Provided information start

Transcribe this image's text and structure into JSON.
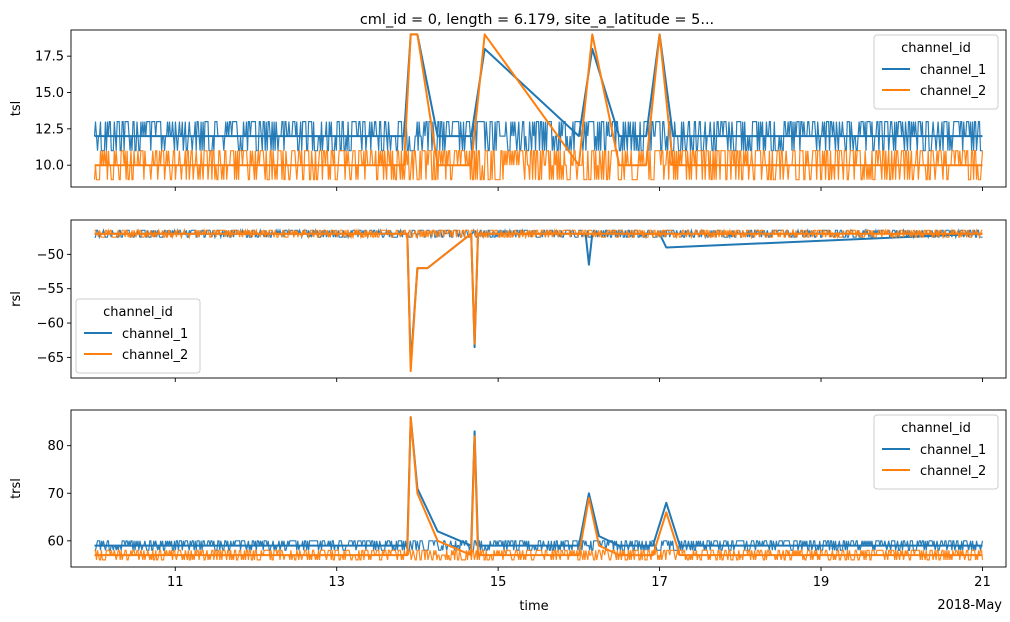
{
  "figure": {
    "title": "cml_id = 0, length = 6.179, site_a_latitude = 5...",
    "xlabel": "time",
    "x_offset_label": "2018-May"
  },
  "colors": {
    "channel_1": "#1f77b4",
    "channel_2": "#ff7f0e",
    "axis": "#000000",
    "legend_border": "#cccccc"
  },
  "chart_data": [
    {
      "type": "line",
      "panel": "tsl",
      "ylabel": "tsl",
      "xlim": [
        "2018-05-09T17:00",
        "2018-05-21T07:00"
      ],
      "ylim": [
        8.5,
        19.3
      ],
      "yticks": [
        10.0,
        12.5,
        15.0,
        17.5
      ],
      "ytick_labels": [
        "10.0",
        "12.5",
        "15.0",
        "17.5"
      ],
      "xticks": [
        "2018-05-11",
        "2018-05-13",
        "2018-05-15",
        "2018-05-17",
        "2018-05-19",
        "2018-05-21"
      ],
      "xtick_labels": [
        "",
        "",
        "",
        "",
        "",
        ""
      ],
      "legend": {
        "title": "channel_id",
        "placement": "upper right"
      },
      "series": [
        {
          "name": "channel_1",
          "color_key": "channel_1",
          "baseline": 12,
          "noise_hi": 13,
          "noise_lo": 11,
          "x": [
            "2018-05-10T00:00",
            "2018-05-13T20:00",
            "2018-05-13T22:00",
            "2018-05-14T00:00",
            "2018-05-14T06:00",
            "2018-05-14T16:00",
            "2018-05-14T20:00",
            "2018-05-16T00:00",
            "2018-05-16T04:00",
            "2018-05-16T12:00",
            "2018-05-16T20:00",
            "2018-05-17T00:00",
            "2018-05-17T04:00",
            "2018-05-21T00:00"
          ],
          "y": [
            12,
            12,
            19,
            19,
            12,
            12,
            18,
            12,
            18,
            12,
            12,
            19,
            12,
            12
          ]
        },
        {
          "name": "channel_2",
          "color_key": "channel_2",
          "baseline": 10,
          "noise_hi": 11,
          "noise_lo": 9,
          "x": [
            "2018-05-10T00:00",
            "2018-05-13T20:00",
            "2018-05-13T22:00",
            "2018-05-14T00:00",
            "2018-05-14T06:00",
            "2018-05-14T16:00",
            "2018-05-14T20:00",
            "2018-05-16T00:00",
            "2018-05-16T04:00",
            "2018-05-16T12:00",
            "2018-05-16T20:00",
            "2018-05-17T00:00",
            "2018-05-17T04:00",
            "2018-05-21T00:00"
          ],
          "y": [
            10,
            10,
            19,
            19,
            10,
            10,
            19,
            10,
            19,
            10,
            10,
            19,
            10,
            10
          ]
        }
      ]
    },
    {
      "type": "line",
      "panel": "rsl",
      "ylabel": "rsl",
      "xlim": [
        "2018-05-09T17:00",
        "2018-05-21T07:00"
      ],
      "ylim": [
        -68,
        -45
      ],
      "yticks": [
        -65,
        -60,
        -55,
        -50
      ],
      "ytick_labels": [
        "−65",
        "−60",
        "−55",
        "−50"
      ],
      "xticks": [
        "2018-05-11",
        "2018-05-13",
        "2018-05-15",
        "2018-05-17",
        "2018-05-19",
        "2018-05-21"
      ],
      "xtick_labels": [
        "",
        "",
        "",
        "",
        "",
        ""
      ],
      "legend": {
        "title": "channel_id",
        "placement": "lower left"
      },
      "series": [
        {
          "name": "channel_1",
          "color_key": "channel_1",
          "baseline": -47,
          "noise_hi": -46.5,
          "noise_lo": -47.5,
          "x": [
            "2018-05-10T00:00",
            "2018-05-13T21:00",
            "2018-05-13T22:00",
            "2018-05-14T00:00",
            "2018-05-14T03:00",
            "2018-05-14T16:00",
            "2018-05-14T17:00",
            "2018-05-14T18:00",
            "2018-05-16T02:00",
            "2018-05-16T03:00",
            "2018-05-16T04:00",
            "2018-05-17T00:00",
            "2018-05-17T02:00",
            "2018-05-21T00:00"
          ],
          "y": [
            -47,
            -47,
            -66,
            -52,
            -52,
            -47,
            -63.5,
            -47,
            -47,
            -51.5,
            -47,
            -47,
            -49,
            -47
          ]
        },
        {
          "name": "channel_2",
          "color_key": "channel_2",
          "baseline": -47,
          "noise_hi": -46.5,
          "noise_lo": -47.5,
          "x": [
            "2018-05-10T00:00",
            "2018-05-13T21:00",
            "2018-05-13T22:00",
            "2018-05-14T00:00",
            "2018-05-14T03:00",
            "2018-05-14T16:00",
            "2018-05-14T17:00",
            "2018-05-14T18:00",
            "2018-05-21T00:00"
          ],
          "y": [
            -47,
            -47,
            -67,
            -52,
            -52,
            -47,
            -63,
            -47,
            -47
          ]
        }
      ]
    },
    {
      "type": "line",
      "panel": "trsl",
      "ylabel": "trsl",
      "xlim": [
        "2018-05-09T17:00",
        "2018-05-21T07:00"
      ],
      "ylim": [
        54.5,
        87.5
      ],
      "yticks": [
        60,
        70,
        80
      ],
      "ytick_labels": [
        "60",
        "70",
        "80"
      ],
      "xticks": [
        "2018-05-11",
        "2018-05-13",
        "2018-05-15",
        "2018-05-17",
        "2018-05-19",
        "2018-05-21"
      ],
      "xtick_labels": [
        "11",
        "13",
        "15",
        "17",
        "19",
        "21"
      ],
      "legend": {
        "title": "channel_id",
        "placement": "upper right"
      },
      "series": [
        {
          "name": "channel_1",
          "color_key": "channel_1",
          "baseline": 59,
          "noise_hi": 60,
          "noise_lo": 58,
          "x": [
            "2018-05-10T00:00",
            "2018-05-13T21:00",
            "2018-05-13T22:00",
            "2018-05-14T00:00",
            "2018-05-14T06:00",
            "2018-05-14T16:00",
            "2018-05-14T17:00",
            "2018-05-14T18:00",
            "2018-05-16T00:00",
            "2018-05-16T03:00",
            "2018-05-16T06:00",
            "2018-05-16T12:00",
            "2018-05-16T22:00",
            "2018-05-17T02:00",
            "2018-05-17T06:00",
            "2018-05-21T00:00"
          ],
          "y": [
            59,
            59,
            86,
            71,
            62,
            59,
            83,
            59,
            59,
            70,
            61,
            59,
            59,
            68,
            59,
            59
          ]
        },
        {
          "name": "channel_2",
          "color_key": "channel_2",
          "baseline": 57,
          "noise_hi": 58,
          "noise_lo": 56,
          "x": [
            "2018-05-10T00:00",
            "2018-05-13T21:00",
            "2018-05-13T22:00",
            "2018-05-14T00:00",
            "2018-05-14T06:00",
            "2018-05-14T16:00",
            "2018-05-14T17:00",
            "2018-05-14T18:00",
            "2018-05-16T00:00",
            "2018-05-16T03:00",
            "2018-05-16T06:00",
            "2018-05-16T12:00",
            "2018-05-16T22:00",
            "2018-05-17T02:00",
            "2018-05-17T06:00",
            "2018-05-21T00:00"
          ],
          "y": [
            57,
            57,
            86,
            70,
            60,
            57,
            82,
            57,
            57,
            69,
            59,
            57,
            57,
            66,
            57,
            57
          ]
        }
      ]
    }
  ]
}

Provided information end

● Aim of the exercise:
Repeat the material above in full and unchanged, minus its images.

● Exercise response:
Transcribe this image's text and structure into JSON.
{
  "figure": {
    "title": "cml_id = 0, length = 6.179, site_a_latitude = 5...",
    "xlabel": "time",
    "x_offset_label": "2018-May"
  },
  "colors": {
    "channel_1": "#1f77b4",
    "channel_2": "#ff7f0e",
    "axis": "#000000",
    "legend_border": "#cccccc"
  },
  "chart_data": [
    {
      "type": "line",
      "panel": "tsl",
      "ylabel": "tsl",
      "xlim": [
        "2018-05-09T17:00",
        "2018-05-21T07:00"
      ],
      "ylim": [
        8.5,
        19.3
      ],
      "yticks": [
        10.0,
        12.5,
        15.0,
        17.5
      ],
      "ytick_labels": [
        "10.0",
        "12.5",
        "15.0",
        "17.5"
      ],
      "xticks": [
        "2018-05-11",
        "2018-05-13",
        "2018-05-15",
        "2018-05-17",
        "2018-05-19",
        "2018-05-21"
      ],
      "xtick_labels": [
        "",
        "",
        "",
        "",
        "",
        ""
      ],
      "legend": {
        "title": "channel_id",
        "placement": "upper right"
      },
      "series": [
        {
          "name": "channel_1",
          "color_key": "channel_1",
          "baseline": 12,
          "noise_hi": 13,
          "noise_lo": 11,
          "x": [
            "2018-05-10T00:00",
            "2018-05-13T20:00",
            "2018-05-13T22:00",
            "2018-05-14T00:00",
            "2018-05-14T06:00",
            "2018-05-14T16:00",
            "2018-05-14T20:00",
            "2018-05-16T00:00",
            "2018-05-16T04:00",
            "2018-05-16T12:00",
            "2018-05-16T20:00",
            "2018-05-17T00:00",
            "2018-05-17T04:00",
            "2018-05-21T00:00"
          ],
          "y": [
            12,
            12,
            19,
            19,
            12,
            12,
            18,
            12,
            18,
            12,
            12,
            19,
            12,
            12
          ]
        },
        {
          "name": "channel_2",
          "color_key": "channel_2",
          "baseline": 10,
          "noise_hi": 11,
          "noise_lo": 9,
          "x": [
            "2018-05-10T00:00",
            "2018-05-13T20:00",
            "2018-05-13T22:00",
            "2018-05-14T00:00",
            "2018-05-14T06:00",
            "2018-05-14T16:00",
            "2018-05-14T20:00",
            "2018-05-16T00:00",
            "2018-05-16T04:00",
            "2018-05-16T12:00",
            "2018-05-16T20:00",
            "2018-05-17T00:00",
            "2018-05-17T04:00",
            "2018-05-21T00:00"
          ],
          "y": [
            10,
            10,
            19,
            19,
            10,
            10,
            19,
            10,
            19,
            10,
            10,
            19,
            10,
            10
          ]
        }
      ]
    },
    {
      "type": "line",
      "panel": "rsl",
      "ylabel": "rsl",
      "xlim": [
        "2018-05-09T17:00",
        "2018-05-21T07:00"
      ],
      "ylim": [
        -68,
        -45
      ],
      "yticks": [
        -65,
        -60,
        -55,
        -50
      ],
      "ytick_labels": [
        "−65",
        "−60",
        "−55",
        "−50"
      ],
      "xticks": [
        "2018-05-11",
        "2018-05-13",
        "2018-05-15",
        "2018-05-17",
        "2018-05-19",
        "2018-05-21"
      ],
      "xtick_labels": [
        "",
        "",
        "",
        "",
        "",
        ""
      ],
      "legend": {
        "title": "channel_id",
        "placement": "lower left"
      },
      "series": [
        {
          "name": "channel_1",
          "color_key": "channel_1",
          "baseline": -47,
          "noise_hi": -46.5,
          "noise_lo": -47.5,
          "x": [
            "2018-05-10T00:00",
            "2018-05-13T21:00",
            "2018-05-13T22:00",
            "2018-05-14T00:00",
            "2018-05-14T03:00",
            "2018-05-14T16:00",
            "2018-05-14T17:00",
            "2018-05-14T18:00",
            "2018-05-16T02:00",
            "2018-05-16T03:00",
            "2018-05-16T04:00",
            "2018-05-17T00:00",
            "2018-05-17T02:00",
            "2018-05-21T00:00"
          ],
          "y": [
            -47,
            -47,
            -66,
            -52,
            -52,
            -47,
            -63.5,
            -47,
            -47,
            -51.5,
            -47,
            -47,
            -49,
            -47
          ]
        },
        {
          "name": "channel_2",
          "color_key": "channel_2",
          "baseline": -47,
          "noise_hi": -46.5,
          "noise_lo": -47.5,
          "x": [
            "2018-05-10T00:00",
            "2018-05-13T21:00",
            "2018-05-13T22:00",
            "2018-05-14T00:00",
            "2018-05-14T03:00",
            "2018-05-14T16:00",
            "2018-05-14T17:00",
            "2018-05-14T18:00",
            "2018-05-21T00:00"
          ],
          "y": [
            -47,
            -47,
            -67,
            -52,
            -52,
            -47,
            -63,
            -47,
            -47
          ]
        }
      ]
    },
    {
      "type": "line",
      "panel": "trsl",
      "ylabel": "trsl",
      "xlim": [
        "2018-05-09T17:00",
        "2018-05-21T07:00"
      ],
      "ylim": [
        54.5,
        87.5
      ],
      "yticks": [
        60,
        70,
        80
      ],
      "ytick_labels": [
        "60",
        "70",
        "80"
      ],
      "xticks": [
        "2018-05-11",
        "2018-05-13",
        "2018-05-15",
        "2018-05-17",
        "2018-05-19",
        "2018-05-21"
      ],
      "xtick_labels": [
        "11",
        "13",
        "15",
        "17",
        "19",
        "21"
      ],
      "legend": {
        "title": "channel_id",
        "placement": "upper right"
      },
      "series": [
        {
          "name": "channel_1",
          "color_key": "channel_1",
          "baseline": 59,
          "noise_hi": 60,
          "noise_lo": 58,
          "x": [
            "2018-05-10T00:00",
            "2018-05-13T21:00",
            "2018-05-13T22:00",
            "2018-05-14T00:00",
            "2018-05-14T06:00",
            "2018-05-14T16:00",
            "2018-05-14T17:00",
            "2018-05-14T18:00",
            "2018-05-16T00:00",
            "2018-05-16T03:00",
            "2018-05-16T06:00",
            "2018-05-16T12:00",
            "2018-05-16T22:00",
            "2018-05-17T02:00",
            "2018-05-17T06:00",
            "2018-05-21T00:00"
          ],
          "y": [
            59,
            59,
            86,
            71,
            62,
            59,
            83,
            59,
            59,
            70,
            61,
            59,
            59,
            68,
            59,
            59
          ]
        },
        {
          "name": "channel_2",
          "color_key": "channel_2",
          "baseline": 57,
          "noise_hi": 58,
          "noise_lo": 56,
          "x": [
            "2018-05-10T00:00",
            "2018-05-13T21:00",
            "2018-05-13T22:00",
            "2018-05-14T00:00",
            "2018-05-14T06:00",
            "2018-05-14T16:00",
            "2018-05-14T17:00",
            "2018-05-14T18:00",
            "2018-05-16T00:00",
            "2018-05-16T03:00",
            "2018-05-16T06:00",
            "2018-05-16T12:00",
            "2018-05-16T22:00",
            "2018-05-17T02:00",
            "2018-05-17T06:00",
            "2018-05-21T00:00"
          ],
          "y": [
            57,
            57,
            86,
            70,
            60,
            57,
            82,
            57,
            57,
            69,
            59,
            57,
            57,
            66,
            57,
            57
          ]
        }
      ]
    }
  ]
}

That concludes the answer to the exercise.